--- START DATASET EXTRACT ---
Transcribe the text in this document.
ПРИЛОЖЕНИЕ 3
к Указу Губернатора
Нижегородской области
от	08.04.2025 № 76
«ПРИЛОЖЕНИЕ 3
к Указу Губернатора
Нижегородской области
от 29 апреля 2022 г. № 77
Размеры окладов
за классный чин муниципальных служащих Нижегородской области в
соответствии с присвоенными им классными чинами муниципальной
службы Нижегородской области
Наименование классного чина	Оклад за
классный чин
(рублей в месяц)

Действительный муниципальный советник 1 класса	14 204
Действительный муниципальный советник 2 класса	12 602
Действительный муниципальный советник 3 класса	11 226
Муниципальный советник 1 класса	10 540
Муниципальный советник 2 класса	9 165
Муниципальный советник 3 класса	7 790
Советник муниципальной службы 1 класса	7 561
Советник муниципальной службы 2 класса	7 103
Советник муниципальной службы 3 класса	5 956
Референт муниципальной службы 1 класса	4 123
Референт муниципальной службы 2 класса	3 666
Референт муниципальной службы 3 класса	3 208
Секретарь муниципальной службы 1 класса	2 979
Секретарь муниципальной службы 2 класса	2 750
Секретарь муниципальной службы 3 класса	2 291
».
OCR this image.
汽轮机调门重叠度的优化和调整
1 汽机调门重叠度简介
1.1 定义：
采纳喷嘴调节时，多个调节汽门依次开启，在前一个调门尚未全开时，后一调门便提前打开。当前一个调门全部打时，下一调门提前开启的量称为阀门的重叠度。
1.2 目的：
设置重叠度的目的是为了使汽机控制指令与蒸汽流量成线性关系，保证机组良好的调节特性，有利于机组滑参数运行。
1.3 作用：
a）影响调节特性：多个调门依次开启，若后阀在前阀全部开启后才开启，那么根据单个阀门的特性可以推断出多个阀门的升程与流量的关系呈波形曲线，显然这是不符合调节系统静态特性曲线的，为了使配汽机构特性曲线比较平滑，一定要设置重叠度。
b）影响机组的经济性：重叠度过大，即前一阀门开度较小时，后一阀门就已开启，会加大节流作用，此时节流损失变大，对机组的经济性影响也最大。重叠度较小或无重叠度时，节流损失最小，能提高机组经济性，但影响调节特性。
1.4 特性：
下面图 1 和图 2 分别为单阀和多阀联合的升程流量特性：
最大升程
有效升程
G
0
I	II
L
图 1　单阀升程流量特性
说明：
--- END DATASET EXTRACT ---
◆ **AIM OF THE TASK**:
All of the data above should be transcribed exactly.

◆ **ANSWER FOR THIS EXERCISE**:
Transcribe the text in this document.
ПРИЛОЖЕНИЕ 3
к Указу Губернатора
Нижегородской области
от	08.04.2025 № 76
«ПРИЛОЖЕНИЕ 3
к Указу Губернатора
Нижегородской области
от 29 апреля 2022 г. № 77
Размеры окладов
за классный чин муниципальных служащих Нижегородской области в
соответствии с присвоенными им классными чинами муниципальной
службы Нижегородской области
Наименование классного чина	Оклад за
классный чин
(рублей в месяц)

Действительный муниципальный советник 1 класса	14 204
Действительный муниципальный советник 2 класса	12 602
Действительный муниципальный советник 3 класса	11 226
Муниципальный советник 1 класса	10 540
Муниципальный советник 2 класса	9 165
Муниципальный советник 3 класса	7 790
Советник муниципальной службы 1 класса	7 561
Советник муниципальной службы 2 класса	7 103
Советник муниципальной службы 3 класса	5 956
Референт муниципальной службы 1 класса	4 123
Референт муниципальной службы 2 класса	3 666
Референт муниципальной службы 3 класса	3 208
Секретарь муниципальной службы 1 класса	2 979
Секретарь муниципальной службы 2 класса	2 750
Секретарь муниципальной службы 3 класса	2 291
».
OCR this image.
汽轮机调门重叠度的优化和调整
1 汽机调门重叠度简介
1.1 定义：
采纳喷嘴调节时，多个调节汽门依次开启，在前一个调门尚未全开时，后一调门便提前打开。当前一个调门全部打时，下一调门提前开启的量称为阀门的重叠度。
1.2 目的：
设置重叠度的目的是为了使汽机控制指令与蒸汽流量成线性关系，保证机组良好的调节特性，有利于机组滑参数运行。
1.3 作用：
a）影响调节特性：多个调门依次开启，若后阀在前阀全部开启后才开启，那么根据单个阀门的特性可以推断出多个阀门的升程与流量的关系呈波形曲线，显然这是不符合调节系统静态特性曲线的，为了使配汽机构特性曲线比较平滑，一定要设置重叠度。
b）影响机组的经济性：重叠度过大，即前一阀门开度较小时，后一阀门就已开启，会加大节流作用，此时节流损失变大，对机组的经济性影响也最大。重叠度较小或无重叠度时，节流损失最小，能提高机组经济性，但影响调节特性。
1.4 特性：
下面图 1 和图 2 分别为单阀和多阀联合的升程流量特性：
最大升程
有效升程
G
0
I	II
L
图 1　单阀升程流量特性
说明：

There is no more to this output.